— START —

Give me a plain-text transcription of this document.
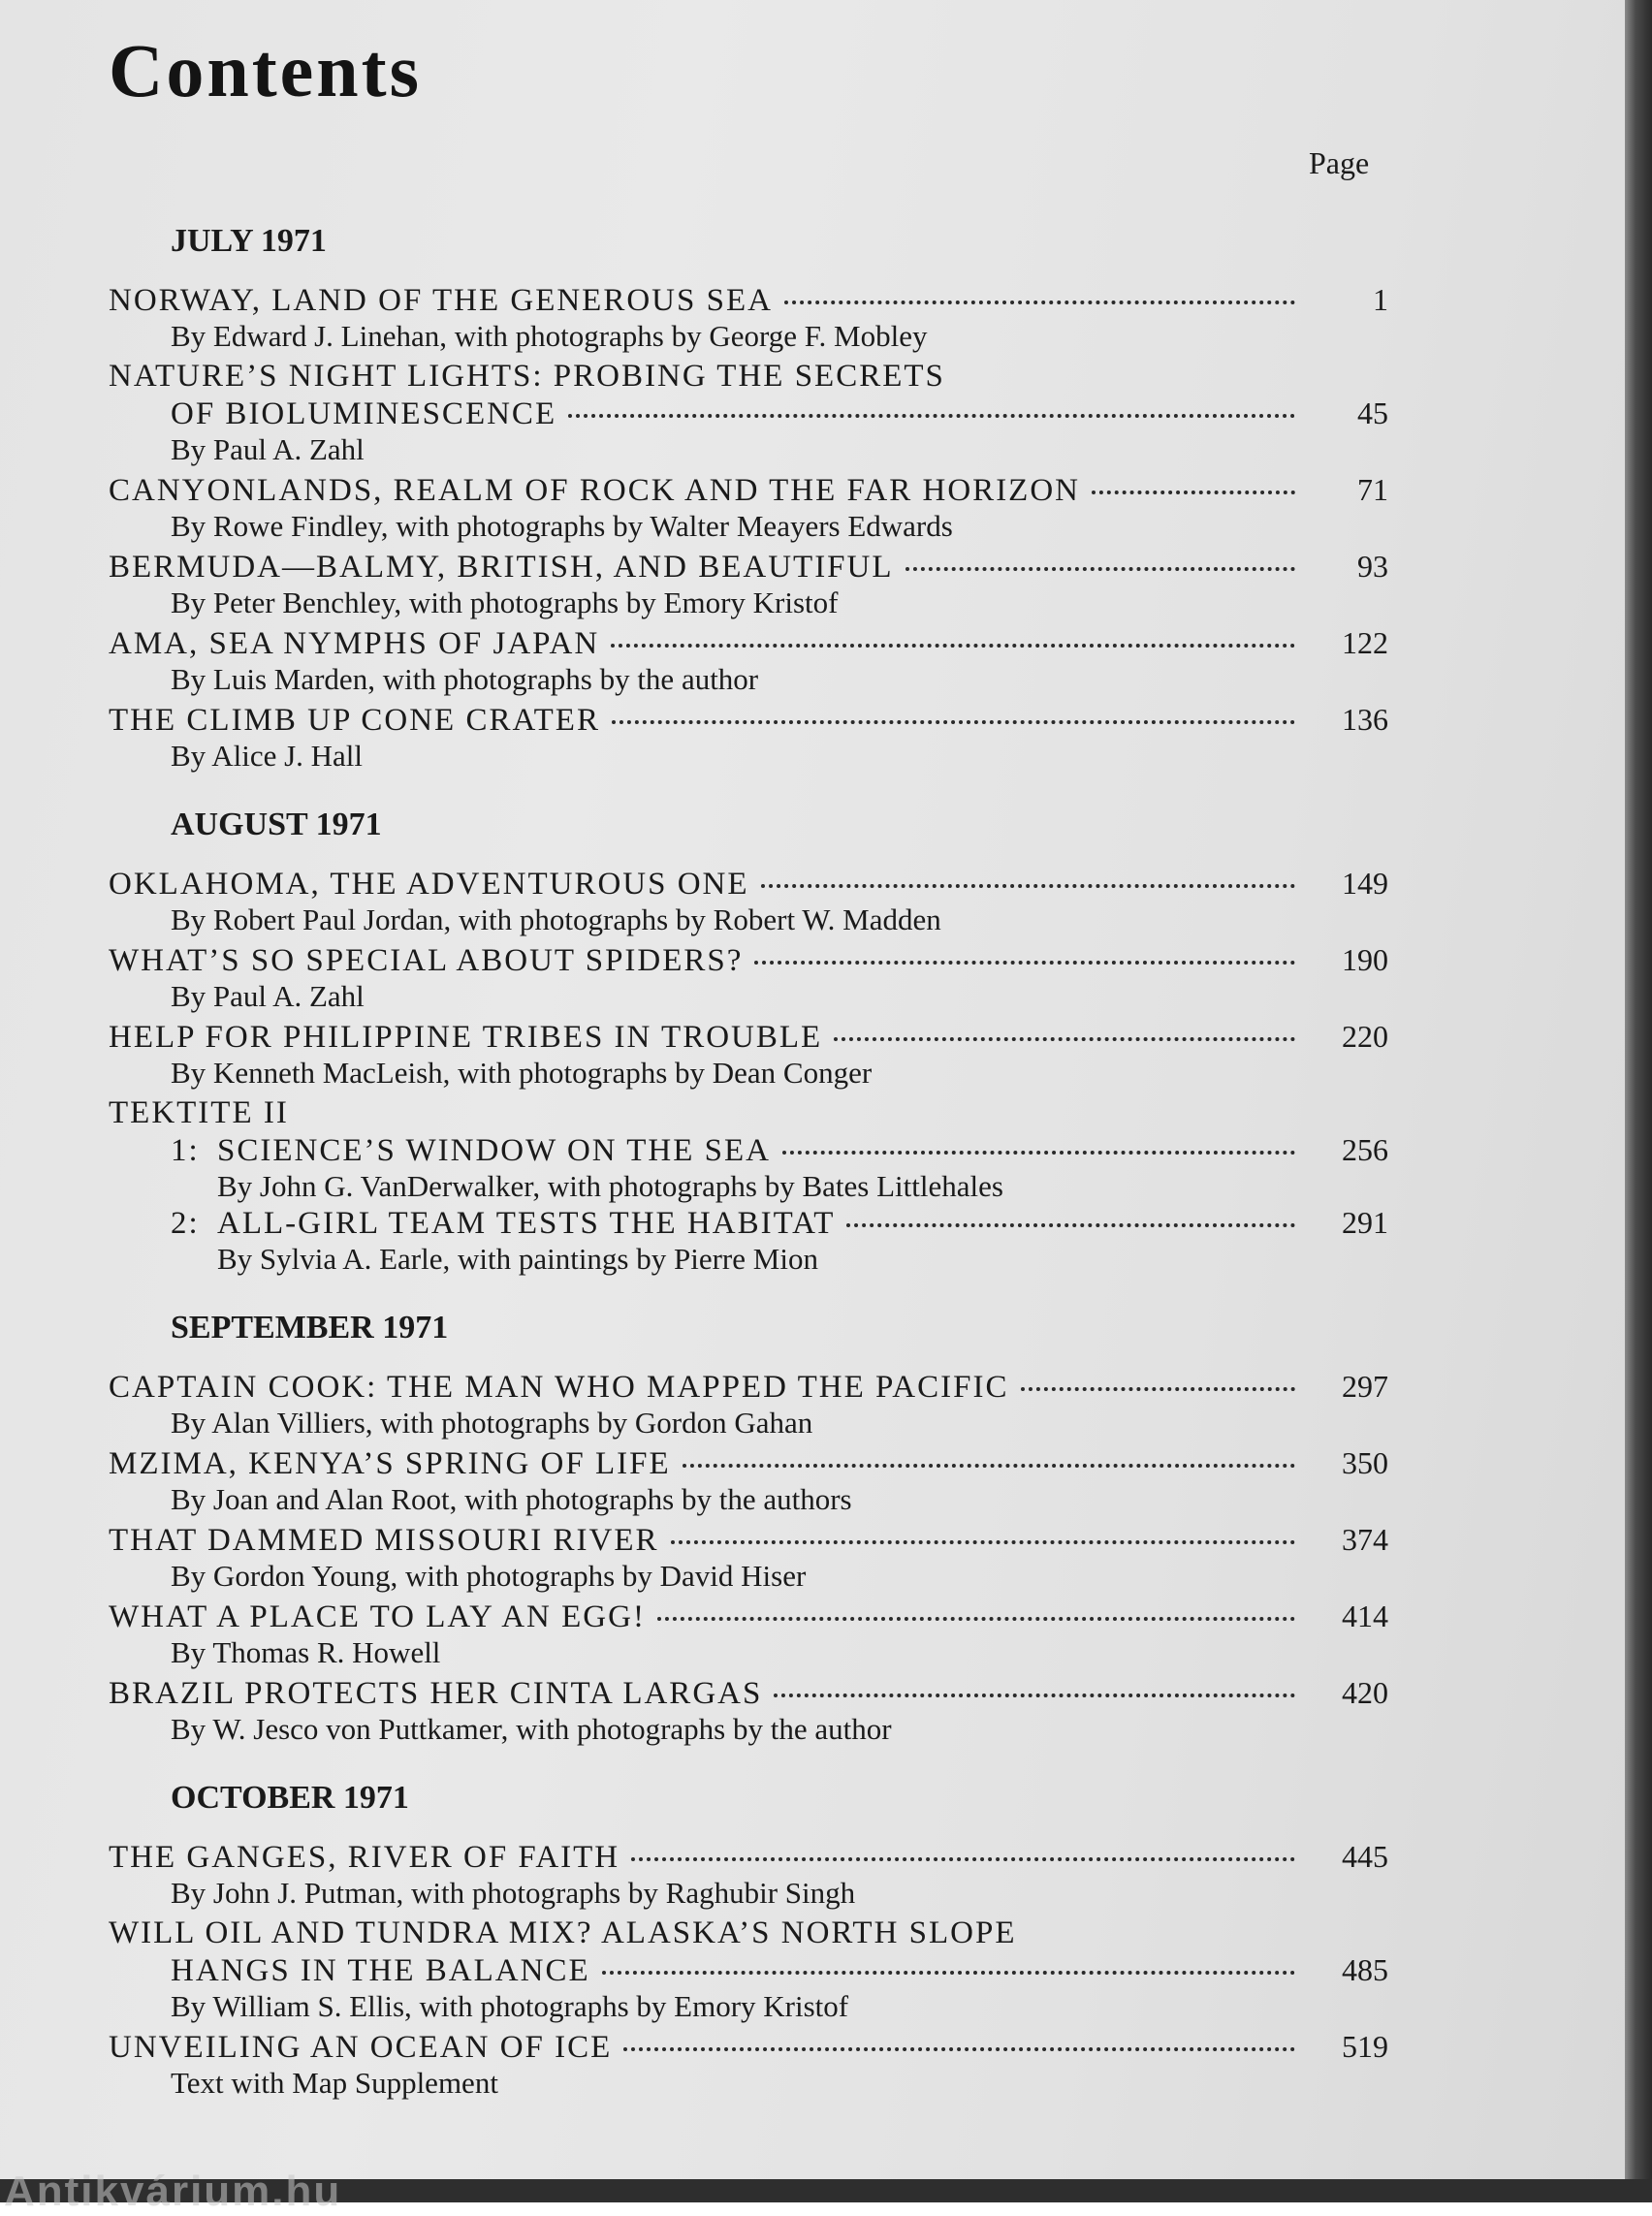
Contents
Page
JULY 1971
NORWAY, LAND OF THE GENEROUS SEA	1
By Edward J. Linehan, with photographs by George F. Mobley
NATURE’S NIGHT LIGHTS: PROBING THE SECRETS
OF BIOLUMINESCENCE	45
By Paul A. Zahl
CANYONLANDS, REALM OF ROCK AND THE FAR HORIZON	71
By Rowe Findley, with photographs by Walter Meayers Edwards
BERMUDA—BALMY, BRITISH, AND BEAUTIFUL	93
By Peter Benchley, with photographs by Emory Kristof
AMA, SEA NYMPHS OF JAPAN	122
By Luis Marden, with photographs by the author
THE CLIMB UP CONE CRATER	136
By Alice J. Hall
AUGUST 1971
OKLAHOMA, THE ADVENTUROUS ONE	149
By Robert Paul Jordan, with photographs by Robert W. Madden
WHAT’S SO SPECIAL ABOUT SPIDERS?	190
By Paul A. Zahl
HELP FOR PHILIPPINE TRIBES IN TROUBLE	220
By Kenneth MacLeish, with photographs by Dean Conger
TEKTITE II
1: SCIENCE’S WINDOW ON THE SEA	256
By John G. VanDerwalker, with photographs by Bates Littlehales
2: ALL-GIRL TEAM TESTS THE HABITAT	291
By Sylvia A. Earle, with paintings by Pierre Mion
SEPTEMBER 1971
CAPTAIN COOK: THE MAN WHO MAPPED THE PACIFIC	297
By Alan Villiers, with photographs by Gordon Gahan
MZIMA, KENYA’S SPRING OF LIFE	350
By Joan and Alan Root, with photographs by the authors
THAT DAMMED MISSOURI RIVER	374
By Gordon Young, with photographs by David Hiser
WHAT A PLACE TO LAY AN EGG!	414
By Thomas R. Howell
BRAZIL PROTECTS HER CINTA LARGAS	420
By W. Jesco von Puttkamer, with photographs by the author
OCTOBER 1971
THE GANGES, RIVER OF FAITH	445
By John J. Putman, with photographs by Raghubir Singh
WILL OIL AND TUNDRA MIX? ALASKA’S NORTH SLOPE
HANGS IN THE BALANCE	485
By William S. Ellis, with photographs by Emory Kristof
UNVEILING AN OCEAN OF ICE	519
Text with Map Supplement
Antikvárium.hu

— END —

Above are the records; reproduce them exactly and leave out the pictures.

Give me a plain-text transcription of this document.
Contents
Page
JULY 1971
NORWAY, LAND OF THE GENEROUS SEA	1
By Edward J. Linehan, with photographs by George F. Mobley
NATURE’S NIGHT LIGHTS: PROBING THE SECRETS
OF BIOLUMINESCENCE	45
By Paul A. Zahl
CANYONLANDS, REALM OF ROCK AND THE FAR HORIZON	71
By Rowe Findley, with photographs by Walter Meayers Edwards
BERMUDA—BALMY, BRITISH, AND BEAUTIFUL	93
By Peter Benchley, with photographs by Emory Kristof
AMA, SEA NYMPHS OF JAPAN	122
By Luis Marden, with photographs by the author
THE CLIMB UP CONE CRATER	136
By Alice J. Hall
AUGUST 1971
OKLAHOMA, THE ADVENTUROUS ONE	149
By Robert Paul Jordan, with photographs by Robert W. Madden
WHAT’S SO SPECIAL ABOUT SPIDERS?	190
By Paul A. Zahl
HELP FOR PHILIPPINE TRIBES IN TROUBLE	220
By Kenneth MacLeish, with photographs by Dean Conger
TEKTITE II
1: SCIENCE’S WINDOW ON THE SEA	256
By John G. VanDerwalker, with photographs by Bates Littlehales
2: ALL-GIRL TEAM TESTS THE HABITAT	291
By Sylvia A. Earle, with paintings by Pierre Mion
SEPTEMBER 1971
CAPTAIN COOK: THE MAN WHO MAPPED THE PACIFIC	297
By Alan Villiers, with photographs by Gordon Gahan
MZIMA, KENYA’S SPRING OF LIFE	350
By Joan and Alan Root, with photographs by the authors
THAT DAMMED MISSOURI RIVER	374
By Gordon Young, with photographs by David Hiser
WHAT A PLACE TO LAY AN EGG!	414
By Thomas R. Howell
BRAZIL PROTECTS HER CINTA LARGAS	420
By W. Jesco von Puttkamer, with photographs by the author
OCTOBER 1971
THE GANGES, RIVER OF FAITH	445
By John J. Putman, with photographs by Raghubir Singh
WILL OIL AND TUNDRA MIX? ALASKA’S NORTH SLOPE
HANGS IN THE BALANCE	485
By William S. Ellis, with photographs by Emory Kristof
UNVEILING AN OCEAN OF ICE	519
Text with Map Supplement
Antikvárium.hu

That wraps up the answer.